> **Short exercise**
Check each line of the listing below for the string "JSON", and copy the ones that have it.

(Extracted data entries)
● ● ● ●
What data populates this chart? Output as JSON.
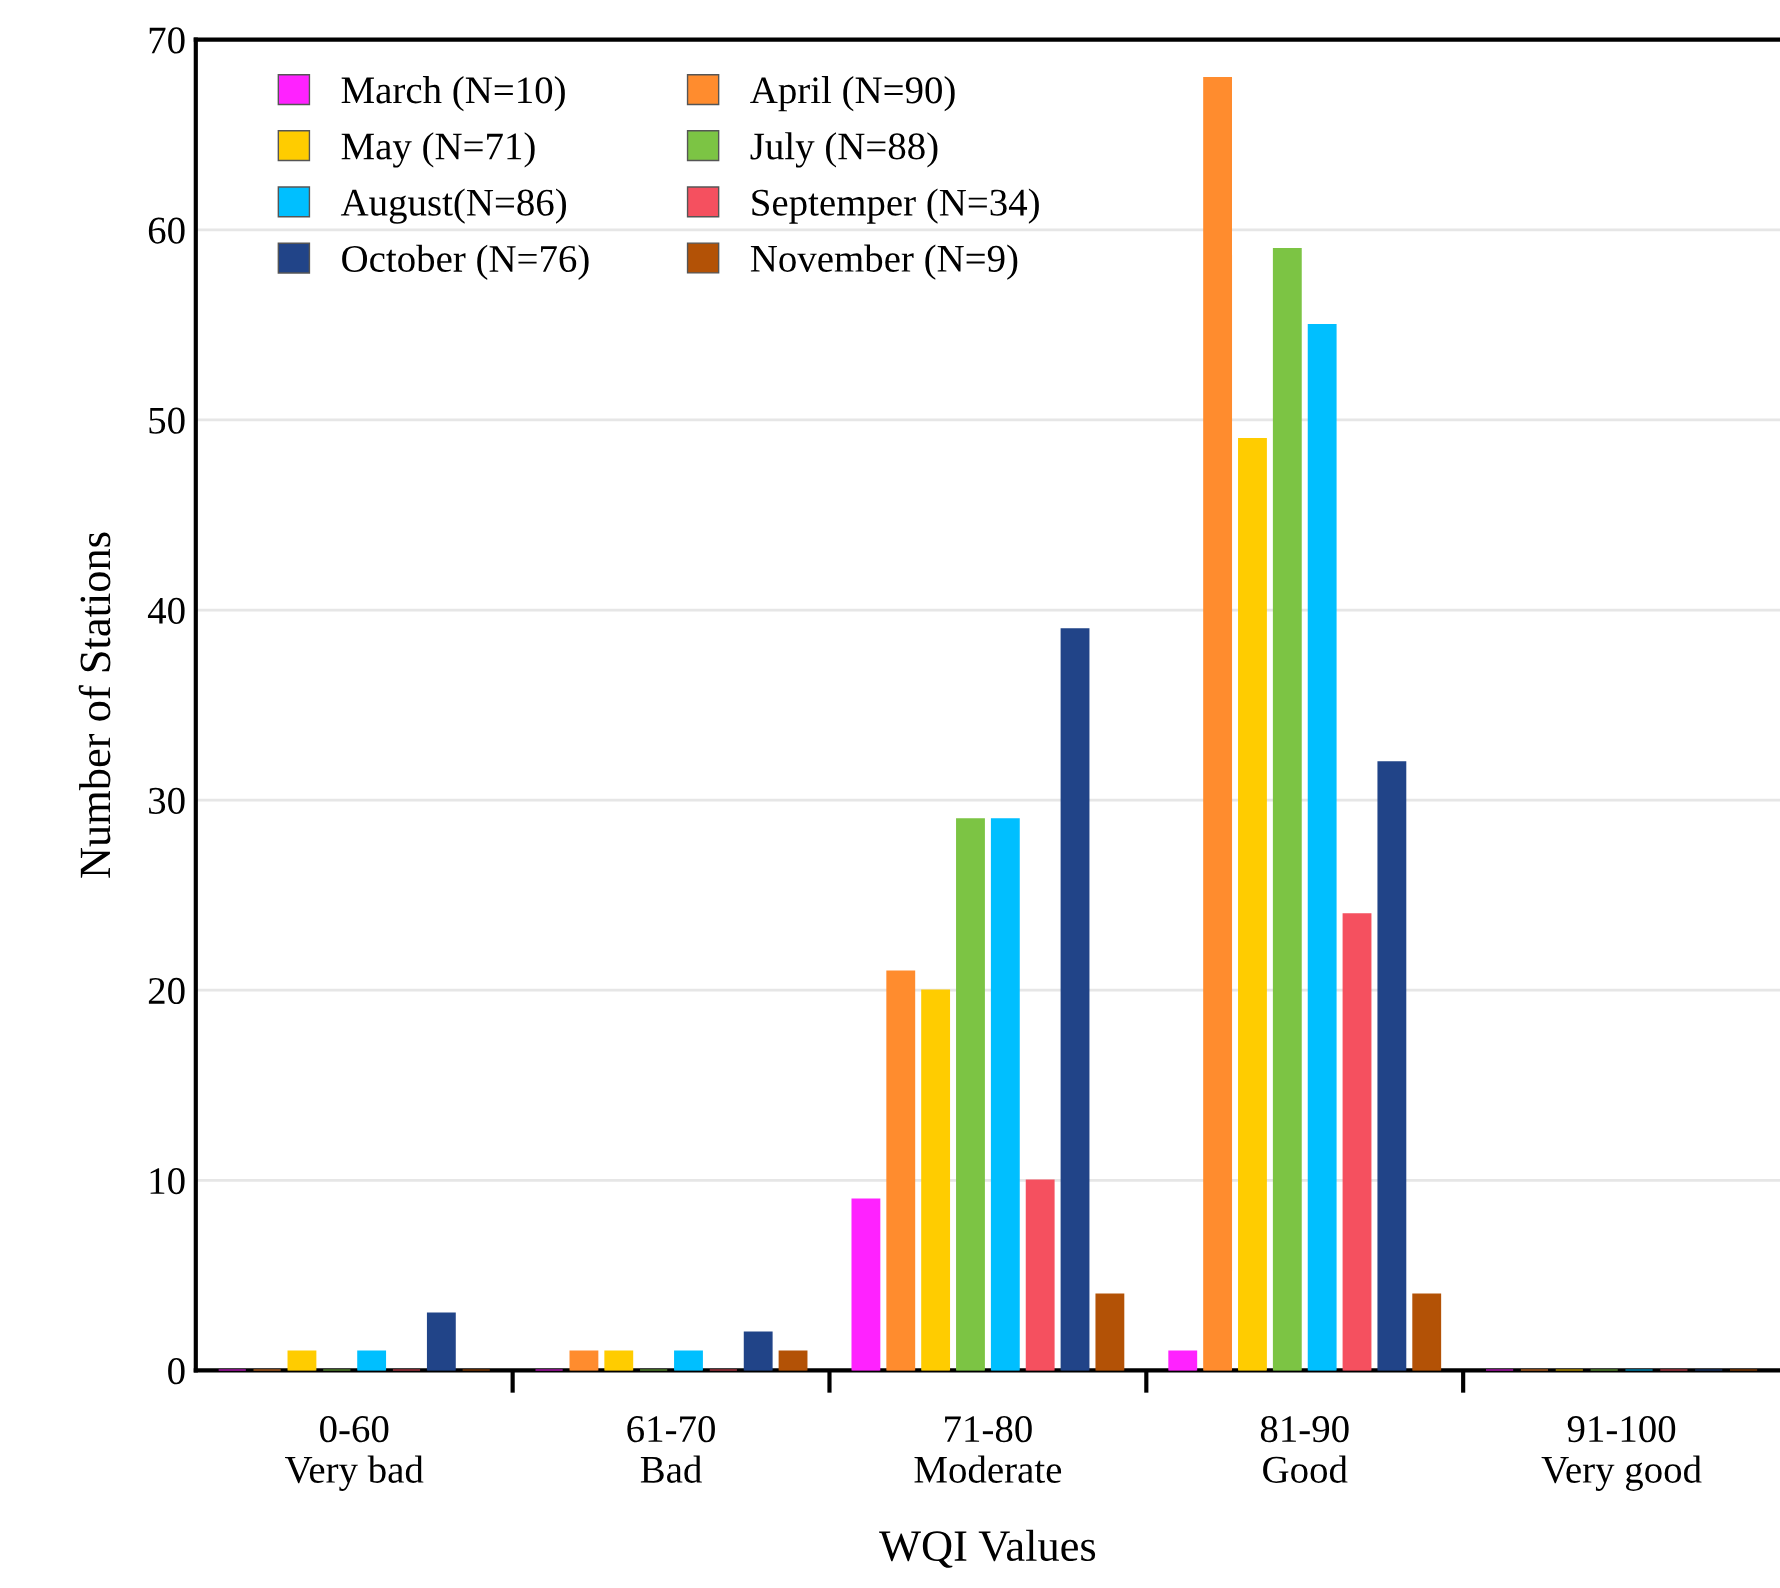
{
  "chart_data": {
    "type": "bar",
    "xlabel": "WQI Values",
    "ylabel": "Number of Stations",
    "categories": [
      "0-60\nVery bad",
      "61-70\nBad",
      "71-80\nModerate",
      "81-90\nGood",
      "91-100\nVery good"
    ],
    "series": [
      {
        "name": "March (N=10)",
        "color": "#ff22ff",
        "values": [
          0,
          0,
          9,
          1,
          0
        ]
      },
      {
        "name": "April (N=90)",
        "color": "#ff8c2e",
        "values": [
          0,
          1,
          21,
          68,
          0
        ]
      },
      {
        "name": "May (N=71)",
        "color": "#ffcc00",
        "values": [
          1,
          1,
          20,
          49,
          0
        ]
      },
      {
        "name": "July (N=88)",
        "color": "#7cc444",
        "values": [
          0,
          0,
          29,
          59,
          0
        ]
      },
      {
        "name": "August(N=86)",
        "color": "#00bfff",
        "values": [
          1,
          1,
          29,
          55,
          0
        ]
      },
      {
        "name": "Septemper (N=34)",
        "color": "#f5505f",
        "values": [
          0,
          0,
          10,
          24,
          0
        ]
      },
      {
        "name": "October (N=76)",
        "color": "#214488",
        "values": [
          3,
          2,
          39,
          32,
          0
        ]
      },
      {
        "name": "November (N=9)",
        "color": "#b35206",
        "values": [
          0,
          1,
          4,
          4,
          0
        ]
      }
    ],
    "ylim": [
      0,
      70
    ],
    "yticks": [
      0,
      10,
      20,
      30,
      40,
      50,
      60,
      70
    ],
    "grid": "y",
    "legend": "top left"
  }
}
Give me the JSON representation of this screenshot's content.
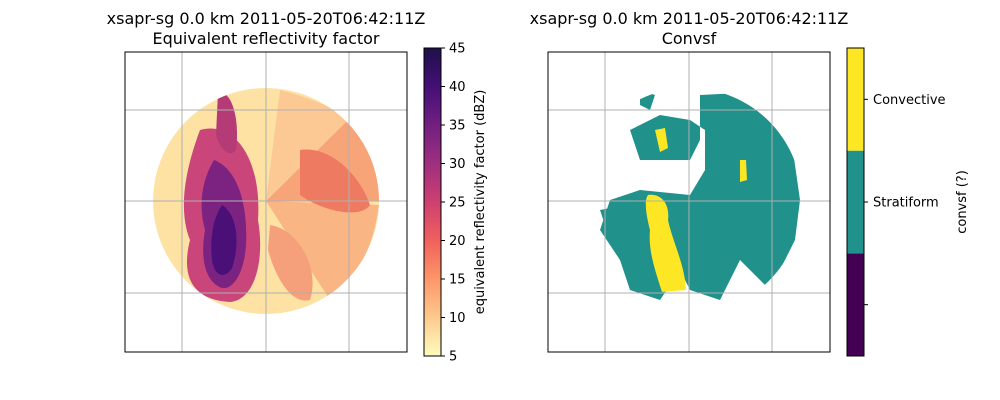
{
  "chart_data": [
    {
      "type": "heatmap",
      "title": "xsapr-sg 0.0 km 2011-05-20T06:42:11Z",
      "subtitle": "Equivalent reflectivity factor",
      "grid": true,
      "colormap": "magma_r",
      "colorbar": {
        "label": "equivalent reflectivity factor (dBZ)",
        "range": [
          5,
          45
        ],
        "ticks": [
          "5",
          "10",
          "15",
          "20",
          "25",
          "30",
          "35",
          "40",
          "45"
        ],
        "colors": [
          "#fcfdbf",
          "#fec98d",
          "#fd9668",
          "#f1605d",
          "#cd4071",
          "#9e2f7f",
          "#721f81",
          "#440f76",
          "#1e1149"
        ]
      }
    },
    {
      "type": "heatmap",
      "title": "xsapr-sg 0.0 km 2011-05-20T06:42:11Z",
      "subtitle": "Convsf",
      "grid": true,
      "categories": [
        "",
        "Stratiform",
        "Convective"
      ],
      "colors": [
        "#440154",
        "#21918c",
        "#fde725"
      ],
      "colorbar": {
        "label": "convsf (?)",
        "ticks": [
          "",
          "Stratiform",
          "Convective"
        ]
      }
    }
  ]
}
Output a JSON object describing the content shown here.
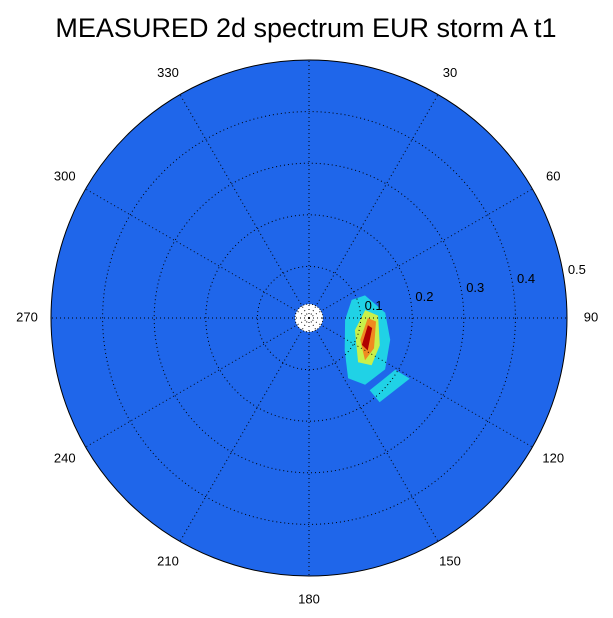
{
  "chart_data": {
    "type": "polar-contour",
    "title": "MEASURED 2d spectrum EUR storm A t1",
    "background_color": "#1f66ea",
    "rlim": [
      0,
      0.5
    ],
    "rticks": [
      0.1,
      0.2,
      0.3,
      0.4,
      0.5
    ],
    "thetaticks": [
      30,
      60,
      90,
      120,
      150,
      180,
      210,
      240,
      270,
      300,
      330
    ],
    "grid": true,
    "contours": [
      {
        "color": "#20d2e6",
        "points": [
          [
            93,
            0.07
          ],
          [
            67,
            0.09
          ],
          [
            68,
            0.117
          ],
          [
            86,
            0.148
          ],
          [
            105,
            0.163
          ],
          [
            124,
            0.178
          ],
          [
            140,
            0.169
          ],
          [
            147,
            0.139
          ],
          [
            132,
            0.093
          ]
        ]
      },
      {
        "color": "#20d2e6",
        "points": [
          [
            140,
            0.183
          ],
          [
            121,
            0.195
          ],
          [
            121,
            0.228
          ],
          [
            140,
            0.213
          ]
        ]
      },
      {
        "color": "#c8f04a",
        "points": [
          [
            105,
            0.092
          ],
          [
            82,
            0.11
          ],
          [
            88,
            0.134
          ],
          [
            111,
            0.147
          ],
          [
            127,
            0.152
          ],
          [
            132,
            0.128
          ]
        ]
      },
      {
        "color": "#f08a20",
        "points": [
          [
            113,
            0.108
          ],
          [
            90,
            0.114
          ],
          [
            93,
            0.13
          ],
          [
            115,
            0.139
          ],
          [
            127,
            0.136
          ]
        ]
      },
      {
        "color": "#b00000",
        "points": [
          [
            117,
            0.115
          ],
          [
            97,
            0.115
          ],
          [
            99,
            0.124
          ],
          [
            119,
            0.13
          ]
        ]
      }
    ]
  }
}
● ● ● ●
> **Completed task**
What data populates this chart? Output as JSON.
Give me the JSON representation of this screenshot's content.
Output a JSON object describing the content shown here.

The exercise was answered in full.